• _EXERCISE 1_
Pull out everything from the first line of the listing down to the line containing "profession-select-value: Select your", and reproduce those lines unchanged.

• _SOURCE_

Ten of the complexes would be demolished or gutted, while four would be substantially renovated, starting as soon as October. A late $24 million infusion to the city budget would be used for the renovations.
In all, housing officials say they need $770 million from private and government sources to fix or replace the 14 complexes. Local officials say that residents are living in dangerous conditions and that the federal government has not provided funding for major capital upgrades.
The Housing Authority is convening community meetings at affected buildings starting next week.
“We have to be truthful, honest and transparent that it’s not going to be an easy road,” Tyrone Garrett, executive director of the D.C. Housing Authority, said this week. “It’s going to require a resident to be inconvenienced due to some type of rehabilitation in their building, or it may require actual relocation for a period of time.”
Housing authorities across the country have been confronting the challenges of dilapidated public housing, as federal funding shrinks and the government increasingly relies on private landlords to provide affordable homes through programs such as Section 8 vouchers.
Last fall, the U.S. Department of Housing and Urban Development sent letters to local authorities signaling plans to reduce the public housing stock by more than 100,000 units and suggesting several mechanisms to do so.
The D.C. authority is opting to seek federal permission to demolish or renovate the public housing complexes it has targeted. The process also requires approval from the local housing authority board and proof that buildings are beyond repair.
If the federal housing agency approves the city’s plans, tenants could be relocated starting in late 2020.
The complexes that would be partly or fully demolished are Benning Terrace, Fort Dupont Dwellings and Addition, Stoddert Terrace, and Woodland Terrace in Southeast Washington; Garfield Senior and Terrace, and Kelly Miller Dwellings walk-up units in Northwest Washington; Langston Terrace in Northeast Washington; the Greenleaf complex in the Navy Yard area, for which the city is already accepting redevelopment proposals; and Richardson Dwellings, which is slated to become a mixed-income development.
Details on what would replace them will depend on proposals from private developers and the city’s ability to secure financing.
Housing advocates say the process carries risks for residents, including no legal guarantee that they can return to a similar unit, the possibility of new eligibility requirements and the loss of large units or those accessible for people with disabilities.
Displaced residents would be eligible for vouchers, but it can be difficult finding landlords willing to accept them in a housing-strapped city.
Deborah Thrope of the National Housing Law Project said there’s a long history of governments failing to prevent displacement when renovating low-income housing across the country, including the federal Hope VI program, which was intended to transform public housing complexes into mixed-income developments.
“It was a disaster. They lost thousands of tenants in that process, in many of these deals, because they didn’t have the right protections in place so tenants knew when and how and where they could return,” Thrope said. “Understandably, the residents are fearful of what lies ahead.”
Housing officials say they aren’t trying to abandon public housing and want to ensure residents have homes to return to, although that could mean using a voucher outside the city.
“It’s not our intent to displace anyone,” Garrett said. “It’s our intent to improve their conditions.”
Garrett said the housing agency is trying to avoid flooding the city with thousands of displaced residents at once with public housing renovations. Relocation would be gradual, and the authority is exploring options to relocate residents in buildings with many vacancies or in temporary modular facilities.
“I don’t want to create any type of panic,” Garrett said. “Remember, this isn’t going to happen overnight, and no one is going to move immediately.”
The complexes that would be substantially renovated but not demolished or put to market are Judiciary House in Chinatown, LeDroit Apartments and the Kelly Miller Dwellings townhouses near Howard University, and Langston Addition in Northeast Washington.

• _PROVIDED RECORDS_
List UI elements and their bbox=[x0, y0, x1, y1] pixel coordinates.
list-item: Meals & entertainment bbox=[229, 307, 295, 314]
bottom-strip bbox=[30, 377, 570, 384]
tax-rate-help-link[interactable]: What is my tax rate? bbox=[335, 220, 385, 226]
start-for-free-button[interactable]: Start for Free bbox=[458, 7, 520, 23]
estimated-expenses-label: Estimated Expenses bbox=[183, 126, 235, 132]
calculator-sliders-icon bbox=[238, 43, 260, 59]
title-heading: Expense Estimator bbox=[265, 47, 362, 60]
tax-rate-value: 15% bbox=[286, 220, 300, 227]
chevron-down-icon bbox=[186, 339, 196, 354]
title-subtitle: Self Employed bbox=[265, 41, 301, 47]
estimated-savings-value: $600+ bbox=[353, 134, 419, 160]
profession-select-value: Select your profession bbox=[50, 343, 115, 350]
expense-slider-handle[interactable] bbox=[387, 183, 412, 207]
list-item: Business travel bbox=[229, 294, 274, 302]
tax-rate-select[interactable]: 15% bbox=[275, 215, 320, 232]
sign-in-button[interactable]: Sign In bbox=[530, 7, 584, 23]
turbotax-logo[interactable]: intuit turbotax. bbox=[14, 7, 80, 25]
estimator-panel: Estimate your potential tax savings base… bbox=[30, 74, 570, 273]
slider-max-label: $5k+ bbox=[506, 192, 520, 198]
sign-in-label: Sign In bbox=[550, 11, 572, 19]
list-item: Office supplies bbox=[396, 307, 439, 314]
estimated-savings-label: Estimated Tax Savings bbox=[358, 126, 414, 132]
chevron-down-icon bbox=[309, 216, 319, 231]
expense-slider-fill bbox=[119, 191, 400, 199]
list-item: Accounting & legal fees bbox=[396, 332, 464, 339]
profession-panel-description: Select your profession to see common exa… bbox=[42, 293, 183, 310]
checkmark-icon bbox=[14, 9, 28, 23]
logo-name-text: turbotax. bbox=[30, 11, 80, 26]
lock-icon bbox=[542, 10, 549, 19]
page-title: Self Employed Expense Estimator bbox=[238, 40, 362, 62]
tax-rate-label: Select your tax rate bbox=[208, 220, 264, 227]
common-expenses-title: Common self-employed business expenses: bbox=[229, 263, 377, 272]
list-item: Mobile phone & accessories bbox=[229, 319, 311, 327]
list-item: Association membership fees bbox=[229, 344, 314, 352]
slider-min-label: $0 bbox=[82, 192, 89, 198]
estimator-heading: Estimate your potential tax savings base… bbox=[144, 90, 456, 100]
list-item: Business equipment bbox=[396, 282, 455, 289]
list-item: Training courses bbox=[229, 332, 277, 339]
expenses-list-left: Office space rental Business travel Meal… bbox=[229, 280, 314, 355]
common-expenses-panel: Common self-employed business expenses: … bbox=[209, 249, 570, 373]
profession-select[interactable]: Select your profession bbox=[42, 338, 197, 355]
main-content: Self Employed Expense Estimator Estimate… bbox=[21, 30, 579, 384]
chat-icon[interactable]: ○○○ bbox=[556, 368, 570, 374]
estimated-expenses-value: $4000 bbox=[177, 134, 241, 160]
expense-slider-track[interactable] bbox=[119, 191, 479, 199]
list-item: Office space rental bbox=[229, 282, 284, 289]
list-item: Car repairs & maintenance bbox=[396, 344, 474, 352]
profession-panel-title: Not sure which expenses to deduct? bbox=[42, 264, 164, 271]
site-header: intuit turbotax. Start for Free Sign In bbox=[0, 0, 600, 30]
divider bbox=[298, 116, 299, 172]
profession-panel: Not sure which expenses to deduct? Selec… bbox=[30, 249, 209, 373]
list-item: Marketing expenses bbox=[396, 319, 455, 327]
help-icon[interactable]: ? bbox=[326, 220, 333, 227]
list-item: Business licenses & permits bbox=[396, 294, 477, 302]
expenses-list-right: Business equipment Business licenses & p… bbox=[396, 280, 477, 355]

• _EXERCISE 2_
In the article on D.C. public housing, copy everything from "Housing advocates say" down to "a housing-strapped city." word for word.

• _SOLUTION 1_
List UI elements and their bbox=[x0, y0, x1, y1] pixel coordinates.
list-item: Meals & entertainment bbox=[229, 307, 295, 314]
bottom-strip bbox=[30, 377, 570, 384]
tax-rate-help-link[interactable]: What is my tax rate? bbox=[335, 220, 385, 226]
start-for-free-button[interactable]: Start for Free bbox=[458, 7, 520, 23]
estimated-expenses-label: Estimated Expenses bbox=[183, 126, 235, 132]
calculator-sliders-icon bbox=[238, 43, 260, 59]
title-heading: Expense Estimator bbox=[265, 47, 362, 60]
tax-rate-value: 15% bbox=[286, 220, 300, 227]
chevron-down-icon bbox=[186, 339, 196, 354]
title-subtitle: Self Employed bbox=[265, 41, 301, 47]
estimated-savings-value: $600+ bbox=[353, 134, 419, 160]
profession-select-value: Select your profession bbox=[50, 343, 115, 350]

• _SOLUTION 2_
Housing advocates say the process carries risks for residents, including no legal guarantee that they can return to a similar unit, the possibility of new eligibility requirements and the loss of large units or those accessible for people with disabilities.
Displaced residents would be eligible for vouchers, but it can be difficult finding landlords willing to accept them in a housing-strapped city.